■ **To do**
Below are some records. How many of their lines contain the string "color"? Give the number only.

■ **Record set**
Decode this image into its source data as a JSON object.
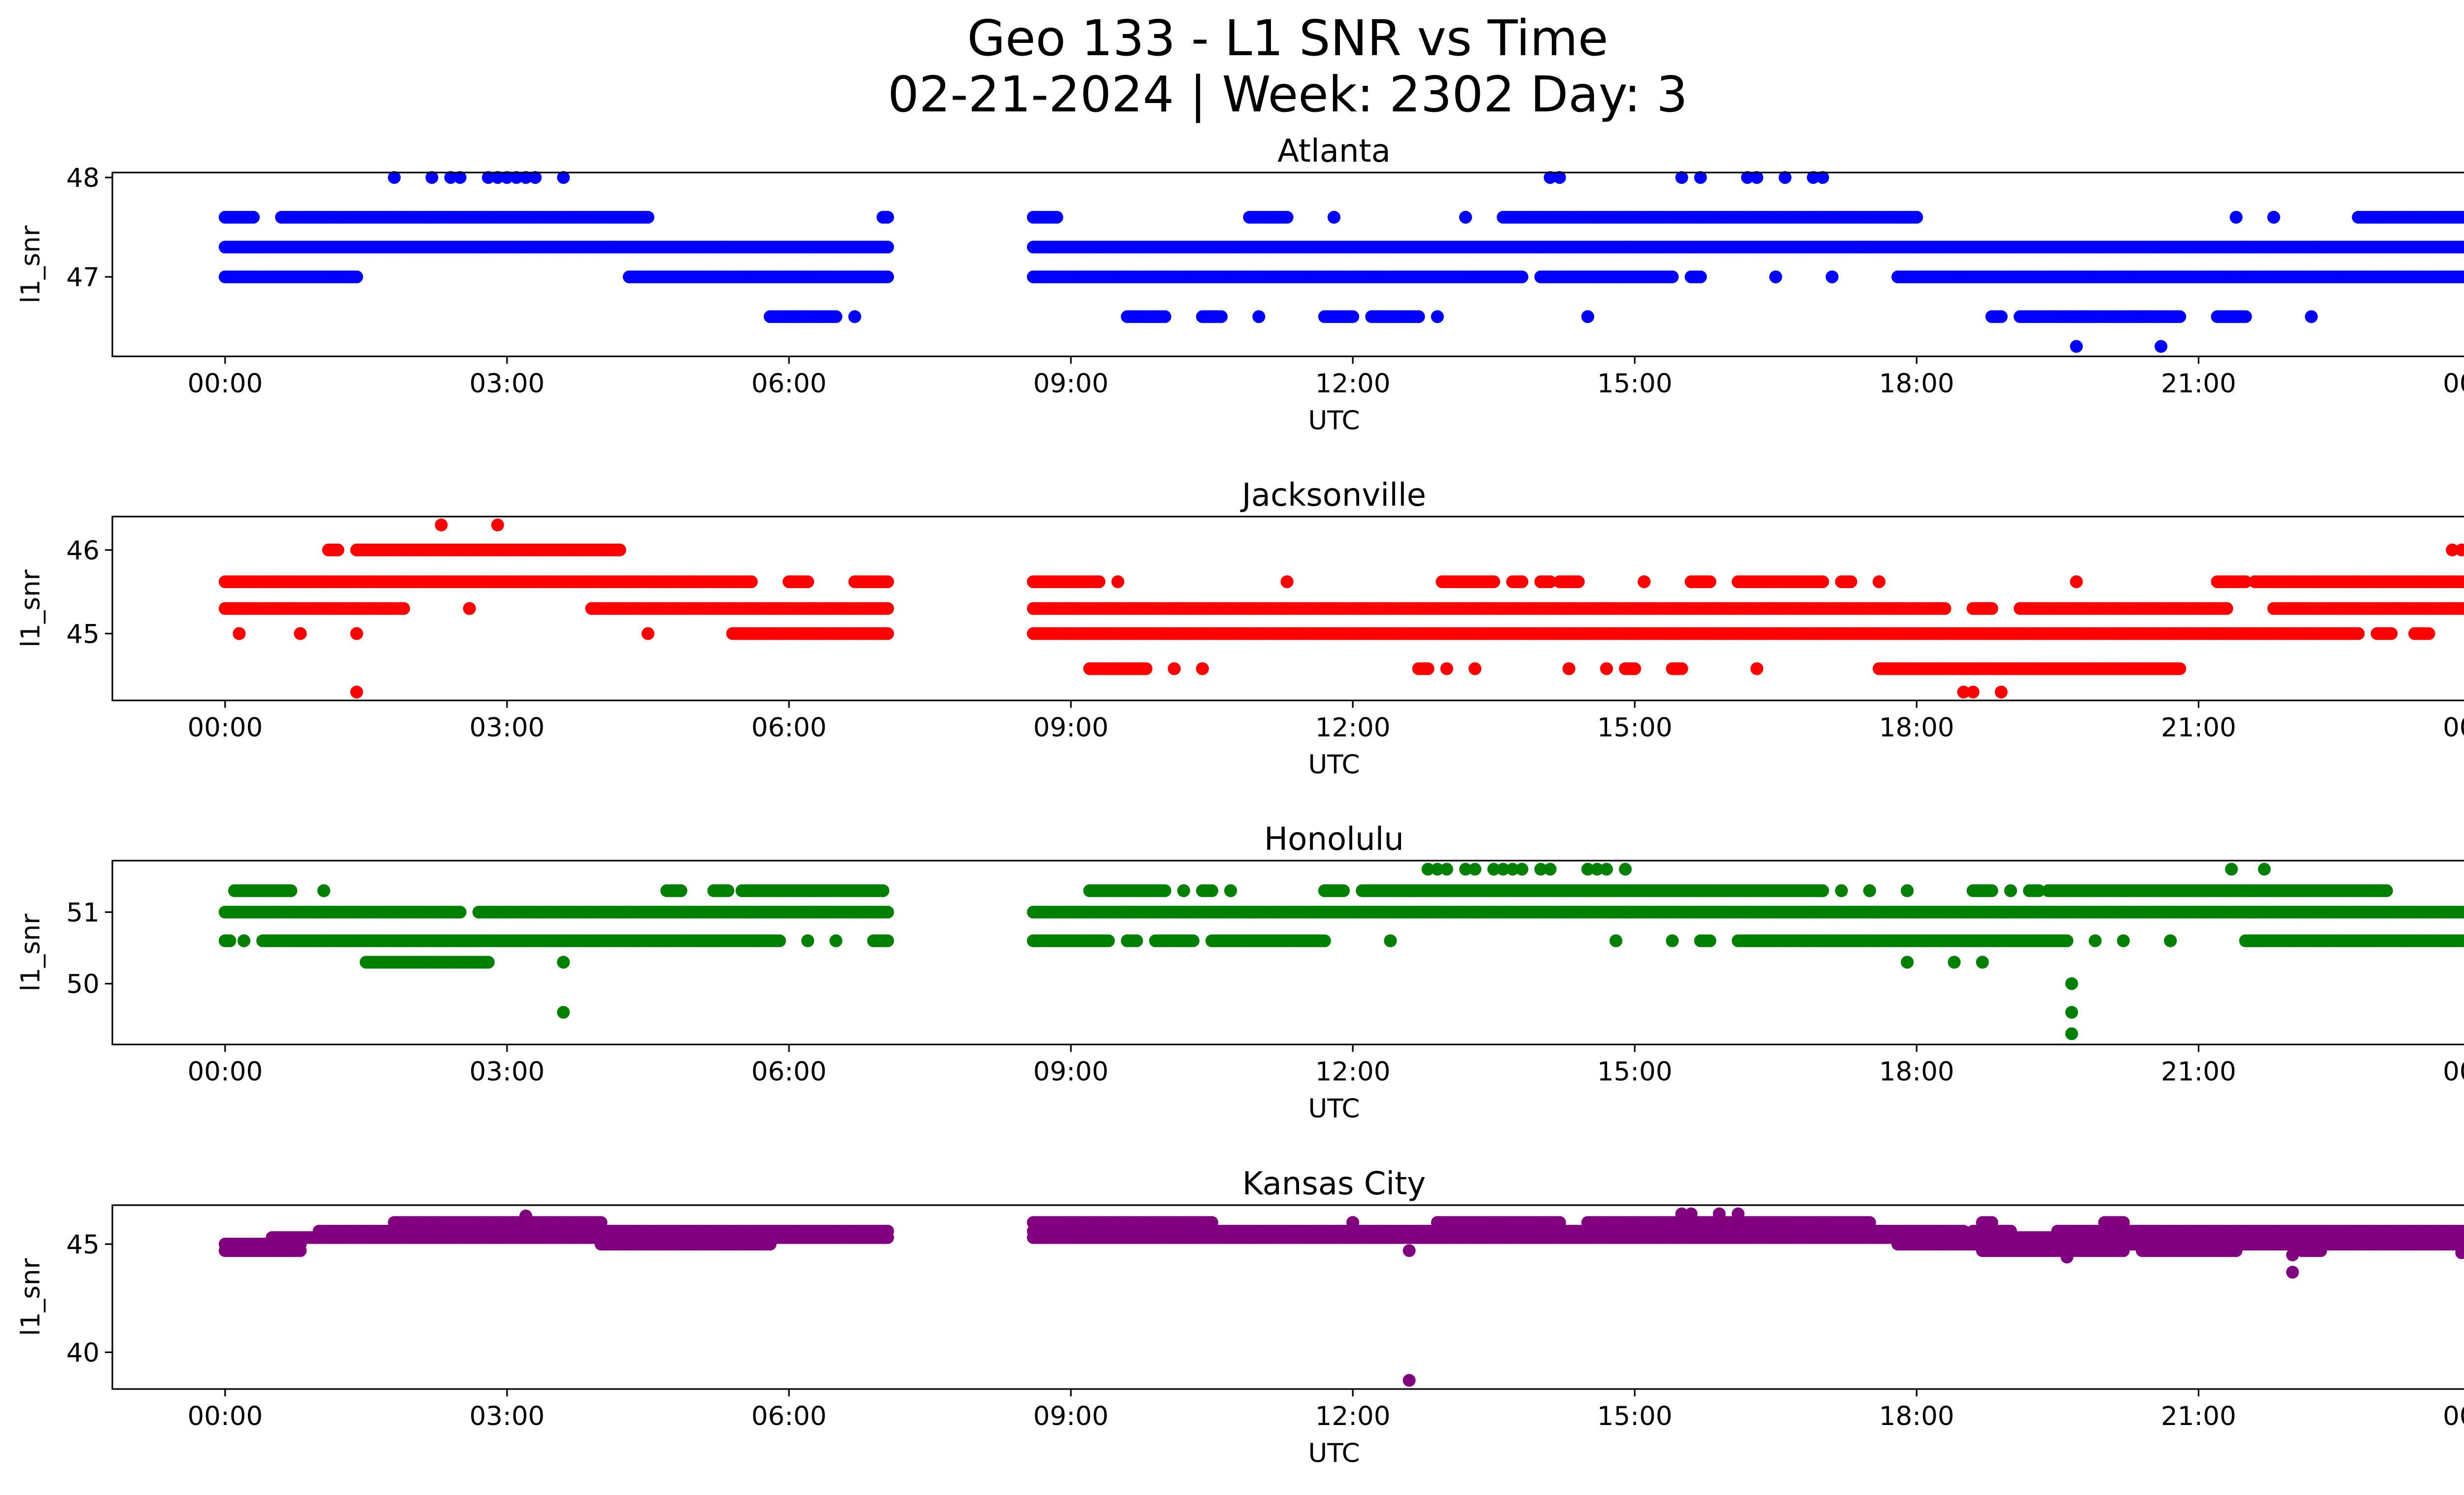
{
  "figure": {
    "title_line1": "Geo 133 - L1 SNR vs Time",
    "title_line2": "02-21-2024 | Week: 2302 Day: 3"
  },
  "chart_data": [
    {
      "type": "scatter",
      "title": "Atlanta",
      "xlabel": "UTC",
      "ylabel": "l1_snr",
      "color": "#0000ff",
      "xlim": [
        "-01:12",
        "24:48"
      ],
      "ylim": [
        46.2,
        48.05
      ],
      "xticks": [
        "00:00",
        "03:00",
        "06:00",
        "09:00",
        "12:00",
        "15:00",
        "18:00",
        "21:00",
        "00:00"
      ],
      "yticks": [
        47,
        48
      ],
      "bands": [
        {
          "y": 47.6,
          "ranges": [
            [
              0.0,
              0.3
            ],
            [
              0.6,
              4.5
            ],
            [
              7.0,
              7.05
            ],
            [
              8.6,
              8.85
            ],
            [
              10.9,
              11.3
            ],
            [
              11.8,
              11.8
            ],
            [
              13.2,
              13.2
            ],
            [
              13.6,
              18.0
            ],
            [
              21.4,
              21.4
            ],
            [
              21.8,
              21.8
            ],
            [
              22.7,
              23.9
            ]
          ]
        },
        {
          "y": 47.3,
          "ranges": [
            [
              0.0,
              7.05
            ],
            [
              8.6,
              24.0
            ]
          ]
        },
        {
          "y": 47.0,
          "ranges": [
            [
              0.0,
              1.4
            ],
            [
              4.3,
              7.05
            ],
            [
              8.6,
              13.8
            ],
            [
              14.0,
              15.4
            ],
            [
              15.6,
              15.7
            ],
            [
              16.5,
              16.5
            ],
            [
              17.1,
              17.1
            ],
            [
              17.8,
              23.9
            ]
          ]
        },
        {
          "y": 46.6,
          "ranges": [
            [
              5.8,
              6.5
            ],
            [
              6.7,
              6.7
            ],
            [
              9.6,
              10.0
            ],
            [
              10.4,
              10.6
            ],
            [
              11.0,
              11.0
            ],
            [
              11.7,
              12.0
            ],
            [
              12.2,
              12.7
            ],
            [
              12.9,
              12.9
            ],
            [
              14.5,
              14.5
            ],
            [
              18.8,
              18.9
            ],
            [
              19.1,
              20.8
            ],
            [
              21.2,
              21.5
            ],
            [
              22.2,
              22.2
            ]
          ]
        }
      ],
      "points": [
        [
          1.8,
          48.0
        ],
        [
          2.2,
          48.0
        ],
        [
          2.4,
          48.0
        ],
        [
          2.5,
          48.0
        ],
        [
          2.8,
          48.0
        ],
        [
          2.9,
          48.0
        ],
        [
          3.0,
          48.0
        ],
        [
          3.1,
          48.0
        ],
        [
          3.2,
          48.0
        ],
        [
          3.3,
          48.0
        ],
        [
          3.6,
          48.0
        ],
        [
          14.1,
          48.0
        ],
        [
          14.2,
          48.0
        ],
        [
          15.5,
          48.0
        ],
        [
          15.7,
          48.0
        ],
        [
          16.2,
          48.0
        ],
        [
          16.3,
          48.0
        ],
        [
          16.6,
          48.0
        ],
        [
          16.9,
          48.0
        ],
        [
          17.0,
          48.0
        ],
        [
          19.7,
          46.3
        ],
        [
          20.6,
          46.3
        ]
      ]
    },
    {
      "type": "scatter",
      "title": "Jacksonville",
      "xlabel": "UTC",
      "ylabel": "l1_snr",
      "color": "#ff0000",
      "xlim": [
        "-01:12",
        "24:48"
      ],
      "ylim": [
        44.2,
        46.4
      ],
      "xticks": [
        "00:00",
        "03:00",
        "06:00",
        "09:00",
        "12:00",
        "15:00",
        "18:00",
        "21:00",
        "00:00"
      ],
      "yticks": [
        45,
        46
      ],
      "bands": [
        {
          "y": 46.0,
          "ranges": [
            [
              1.1,
              1.2
            ],
            [
              1.4,
              4.2
            ]
          ]
        },
        {
          "y": 45.62,
          "ranges": [
            [
              0.0,
              5.6
            ],
            [
              6.0,
              6.2
            ],
            [
              6.7,
              7.05
            ],
            [
              8.6,
              9.3
            ],
            [
              9.5,
              9.5
            ],
            [
              11.3,
              11.3
            ],
            [
              12.95,
              13.5
            ],
            [
              13.7,
              13.8
            ],
            [
              14.0,
              14.1
            ],
            [
              14.2,
              14.4
            ],
            [
              15.1,
              15.1
            ],
            [
              15.6,
              15.8
            ],
            [
              16.1,
              17.0
            ],
            [
              17.2,
              17.3
            ],
            [
              17.6,
              17.6
            ],
            [
              19.7,
              19.7
            ],
            [
              21.2,
              21.5
            ],
            [
              21.6,
              24.0
            ]
          ]
        },
        {
          "y": 45.3,
          "ranges": [
            [
              0.0,
              1.9
            ],
            [
              2.6,
              2.6
            ],
            [
              3.9,
              7.05
            ],
            [
              8.6,
              18.3
            ],
            [
              18.6,
              18.8
            ],
            [
              19.1,
              21.3
            ],
            [
              21.8,
              24.0
            ]
          ]
        },
        {
          "y": 45.0,
          "ranges": [
            [
              0.15,
              0.15
            ],
            [
              0.8,
              0.8
            ],
            [
              1.4,
              1.4
            ],
            [
              4.5,
              4.5
            ],
            [
              5.4,
              7.05
            ],
            [
              8.6,
              22.7
            ],
            [
              22.9,
              23.05
            ],
            [
              23.3,
              23.45
            ]
          ]
        },
        {
          "y": 44.58,
          "ranges": [
            [
              9.2,
              9.8
            ],
            [
              10.1,
              10.1
            ],
            [
              10.4,
              10.4
            ],
            [
              12.7,
              12.8
            ],
            [
              13.0,
              13.0
            ],
            [
              13.3,
              13.3
            ],
            [
              14.3,
              14.3
            ],
            [
              14.7,
              14.7
            ],
            [
              14.9,
              15.0
            ],
            [
              15.4,
              15.5
            ],
            [
              16.3,
              16.3
            ],
            [
              17.6,
              20.8
            ]
          ]
        }
      ],
      "points": [
        [
          2.3,
          46.3
        ],
        [
          2.9,
          46.3
        ],
        [
          1.4,
          44.3
        ],
        [
          18.5,
          44.3
        ],
        [
          18.6,
          44.3
        ],
        [
          18.9,
          44.3
        ],
        [
          23.7,
          46.0
        ],
        [
          23.8,
          46.0
        ],
        [
          23.9,
          46.0
        ]
      ]
    },
    {
      "type": "scatter",
      "title": "Honolulu",
      "xlabel": "UTC",
      "ylabel": "l1_snr",
      "color": "#008000",
      "xlim": [
        "-01:12",
        "24:48"
      ],
      "ylim": [
        49.15,
        51.72
      ],
      "xticks": [
        "00:00",
        "03:00",
        "06:00",
        "09:00",
        "12:00",
        "15:00",
        "18:00",
        "21:00",
        "00:00"
      ],
      "yticks": [
        50,
        51
      ],
      "bands": [
        {
          "y": 51.3,
          "ranges": [
            [
              0.1,
              0.7
            ],
            [
              1.05,
              1.05
            ],
            [
              4.7,
              4.85
            ],
            [
              5.2,
              5.35
            ],
            [
              5.5,
              7.0
            ],
            [
              9.2,
              10.0
            ],
            [
              10.2,
              10.2
            ],
            [
              10.4,
              10.5
            ],
            [
              10.7,
              10.7
            ],
            [
              11.7,
              11.9
            ],
            [
              12.1,
              17.0
            ],
            [
              17.2,
              17.2
            ],
            [
              17.5,
              17.5
            ],
            [
              17.9,
              17.9
            ],
            [
              18.6,
              18.8
            ],
            [
              19.0,
              19.0
            ],
            [
              19.2,
              19.3
            ],
            [
              19.4,
              23.0
            ]
          ]
        },
        {
          "y": 51.0,
          "ranges": [
            [
              0.0,
              2.5
            ],
            [
              2.7,
              7.05
            ],
            [
              8.6,
              24.0
            ]
          ]
        },
        {
          "y": 50.6,
          "ranges": [
            [
              0.0,
              0.05
            ],
            [
              0.2,
              0.2
            ],
            [
              0.4,
              5.9
            ],
            [
              6.2,
              6.2
            ],
            [
              6.5,
              6.5
            ],
            [
              6.9,
              7.05
            ],
            [
              8.6,
              9.4
            ],
            [
              9.6,
              9.7
            ],
            [
              9.9,
              10.3
            ],
            [
              10.5,
              11.7
            ],
            [
              12.4,
              12.4
            ],
            [
              14.8,
              14.8
            ],
            [
              15.4,
              15.4
            ],
            [
              15.7,
              15.8
            ],
            [
              16.1,
              19.6
            ],
            [
              19.9,
              19.9
            ],
            [
              20.2,
              20.2
            ],
            [
              20.7,
              20.7
            ],
            [
              21.5,
              24.0
            ]
          ]
        },
        {
          "y": 50.3,
          "ranges": [
            [
              1.5,
              2.8
            ],
            [
              3.6,
              3.6
            ],
            [
              17.9,
              17.9
            ],
            [
              18.4,
              18.4
            ],
            [
              18.7,
              18.7
            ]
          ]
        }
      ],
      "points": [
        [
          3.6,
          49.6
        ],
        [
          19.65,
          50.0
        ],
        [
          19.65,
          49.6
        ],
        [
          19.65,
          49.3
        ],
        [
          12.8,
          51.6
        ],
        [
          12.9,
          51.6
        ],
        [
          13.0,
          51.6
        ],
        [
          13.2,
          51.6
        ],
        [
          13.3,
          51.6
        ],
        [
          13.5,
          51.6
        ],
        [
          13.6,
          51.6
        ],
        [
          13.7,
          51.6
        ],
        [
          13.8,
          51.6
        ],
        [
          14.0,
          51.6
        ],
        [
          14.1,
          51.6
        ],
        [
          14.5,
          51.6
        ],
        [
          14.6,
          51.6
        ],
        [
          14.7,
          51.6
        ],
        [
          14.9,
          51.6
        ],
        [
          21.35,
          51.6
        ],
        [
          21.7,
          51.6
        ]
      ]
    },
    {
      "type": "scatter",
      "title": "Kansas City",
      "xlabel": "UTC",
      "ylabel": "l1_snr",
      "color": "#800080",
      "xlim": [
        "-01:12",
        "24:48"
      ],
      "ylim": [
        38.3,
        46.8
      ],
      "xticks": [
        "00:00",
        "03:00",
        "06:00",
        "09:00",
        "12:00",
        "15:00",
        "18:00",
        "21:00",
        "00:00"
      ],
      "yticks": [
        40,
        45
      ],
      "bands": [
        {
          "y": 46.0,
          "ranges": [
            [
              1.8,
              4.0
            ],
            [
              8.6,
              10.5
            ],
            [
              12.0,
              12.0
            ],
            [
              12.9,
              14.2
            ],
            [
              14.5,
              17.5
            ],
            [
              18.7,
              18.8
            ],
            [
              20.0,
              20.2
            ]
          ]
        },
        {
          "y": 45.6,
          "ranges": [
            [
              1.0,
              7.05
            ],
            [
              8.6,
              18.5
            ],
            [
              18.6,
              19.0
            ],
            [
              19.5,
              24.0
            ]
          ]
        },
        {
          "y": 45.3,
          "ranges": [
            [
              0.5,
              7.05
            ],
            [
              8.6,
              24.0
            ]
          ]
        },
        {
          "y": 45.0,
          "ranges": [
            [
              0.0,
              0.8
            ],
            [
              4.0,
              5.8
            ],
            [
              17.8,
              24.0
            ]
          ]
        },
        {
          "y": 44.7,
          "ranges": [
            [
              0.0,
              0.8
            ],
            [
              18.7,
              20.2
            ],
            [
              20.4,
              21.4
            ],
            [
              22.1,
              22.3
            ]
          ]
        }
      ],
      "points": [
        [
          3.2,
          46.3
        ],
        [
          15.5,
          46.4
        ],
        [
          15.6,
          46.4
        ],
        [
          15.9,
          46.4
        ],
        [
          16.1,
          46.4
        ],
        [
          12.6,
          44.7
        ],
        [
          19.6,
          44.4
        ],
        [
          22.0,
          44.5
        ],
        [
          23.8,
          44.6
        ],
        [
          12.6,
          38.7
        ],
        [
          22.0,
          43.7
        ]
      ]
    }
  ]
}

■ **Solution to this problem**
4